_WHAT IS BEING ASKED_. Filter the entries below, keeping only lines with the word "that".

_SOURCE MATERIAL_.
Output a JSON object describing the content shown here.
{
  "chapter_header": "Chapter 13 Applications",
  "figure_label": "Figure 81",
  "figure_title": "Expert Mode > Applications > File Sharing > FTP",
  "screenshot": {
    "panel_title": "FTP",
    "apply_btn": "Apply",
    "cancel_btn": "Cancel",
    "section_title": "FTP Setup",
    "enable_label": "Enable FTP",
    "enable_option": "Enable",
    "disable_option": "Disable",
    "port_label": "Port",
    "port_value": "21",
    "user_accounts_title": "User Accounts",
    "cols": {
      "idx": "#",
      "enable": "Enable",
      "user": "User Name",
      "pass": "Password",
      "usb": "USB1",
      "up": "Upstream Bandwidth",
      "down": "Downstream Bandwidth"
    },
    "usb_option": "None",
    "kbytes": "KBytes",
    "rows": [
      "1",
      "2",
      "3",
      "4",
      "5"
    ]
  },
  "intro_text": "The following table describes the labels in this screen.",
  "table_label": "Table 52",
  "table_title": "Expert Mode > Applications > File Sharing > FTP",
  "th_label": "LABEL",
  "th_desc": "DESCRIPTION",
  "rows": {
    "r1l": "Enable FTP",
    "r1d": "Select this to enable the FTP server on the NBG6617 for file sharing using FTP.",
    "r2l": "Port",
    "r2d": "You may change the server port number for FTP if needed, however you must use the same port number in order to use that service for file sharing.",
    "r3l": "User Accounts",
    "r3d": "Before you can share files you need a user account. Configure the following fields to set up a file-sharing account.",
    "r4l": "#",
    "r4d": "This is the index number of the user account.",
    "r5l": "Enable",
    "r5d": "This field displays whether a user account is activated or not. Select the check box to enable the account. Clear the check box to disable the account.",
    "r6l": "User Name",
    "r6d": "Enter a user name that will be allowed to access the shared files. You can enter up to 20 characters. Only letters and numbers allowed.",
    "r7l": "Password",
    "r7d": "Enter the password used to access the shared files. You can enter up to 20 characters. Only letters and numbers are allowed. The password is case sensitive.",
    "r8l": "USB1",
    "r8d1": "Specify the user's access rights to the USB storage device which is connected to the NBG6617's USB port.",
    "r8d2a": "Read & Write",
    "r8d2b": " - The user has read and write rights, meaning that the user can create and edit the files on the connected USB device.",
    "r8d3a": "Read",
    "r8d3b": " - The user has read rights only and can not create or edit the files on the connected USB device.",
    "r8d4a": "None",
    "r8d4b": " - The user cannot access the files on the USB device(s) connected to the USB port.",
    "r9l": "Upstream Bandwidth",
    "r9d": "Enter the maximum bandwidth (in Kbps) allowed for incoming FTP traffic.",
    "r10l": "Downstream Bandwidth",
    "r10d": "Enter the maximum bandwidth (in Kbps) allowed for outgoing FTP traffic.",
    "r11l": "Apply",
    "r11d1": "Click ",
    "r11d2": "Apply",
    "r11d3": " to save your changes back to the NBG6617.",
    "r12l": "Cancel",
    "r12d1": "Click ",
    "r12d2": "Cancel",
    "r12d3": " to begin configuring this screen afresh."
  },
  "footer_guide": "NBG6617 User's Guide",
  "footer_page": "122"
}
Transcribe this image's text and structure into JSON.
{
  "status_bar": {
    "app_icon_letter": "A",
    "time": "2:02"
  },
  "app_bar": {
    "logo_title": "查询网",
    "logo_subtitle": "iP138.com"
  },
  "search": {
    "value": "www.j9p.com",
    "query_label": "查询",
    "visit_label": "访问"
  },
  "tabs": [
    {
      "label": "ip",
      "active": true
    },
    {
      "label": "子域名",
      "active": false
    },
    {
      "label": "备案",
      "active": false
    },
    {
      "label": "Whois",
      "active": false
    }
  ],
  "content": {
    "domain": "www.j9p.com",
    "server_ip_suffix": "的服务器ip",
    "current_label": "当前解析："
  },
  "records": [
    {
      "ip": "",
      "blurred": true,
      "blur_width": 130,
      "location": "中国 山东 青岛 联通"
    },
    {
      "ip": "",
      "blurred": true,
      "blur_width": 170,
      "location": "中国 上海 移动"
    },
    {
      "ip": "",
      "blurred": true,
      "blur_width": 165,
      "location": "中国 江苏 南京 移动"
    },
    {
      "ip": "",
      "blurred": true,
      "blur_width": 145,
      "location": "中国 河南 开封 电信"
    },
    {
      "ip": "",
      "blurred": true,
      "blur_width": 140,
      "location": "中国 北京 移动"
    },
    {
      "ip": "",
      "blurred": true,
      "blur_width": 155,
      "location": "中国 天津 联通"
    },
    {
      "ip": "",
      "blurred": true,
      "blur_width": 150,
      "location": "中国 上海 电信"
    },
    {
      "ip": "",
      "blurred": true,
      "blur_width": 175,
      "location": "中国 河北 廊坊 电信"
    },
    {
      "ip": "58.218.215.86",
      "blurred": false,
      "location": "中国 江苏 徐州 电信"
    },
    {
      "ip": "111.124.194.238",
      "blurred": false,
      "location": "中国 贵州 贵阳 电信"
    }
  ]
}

_TASK ANSWER_.
    "r2d": "You may change the server port number for FTP if needed, however you must use the same port number in order to use that service for file sharing.",
    "r6d": "Enter a user name that will be allowed to access the shared files. You can enter up to 20 characters. Only letters and numbers allowed.",
    "r8d2b": " - The user has read and write rights, meaning that the user can create and edit the files on the connected USB device.",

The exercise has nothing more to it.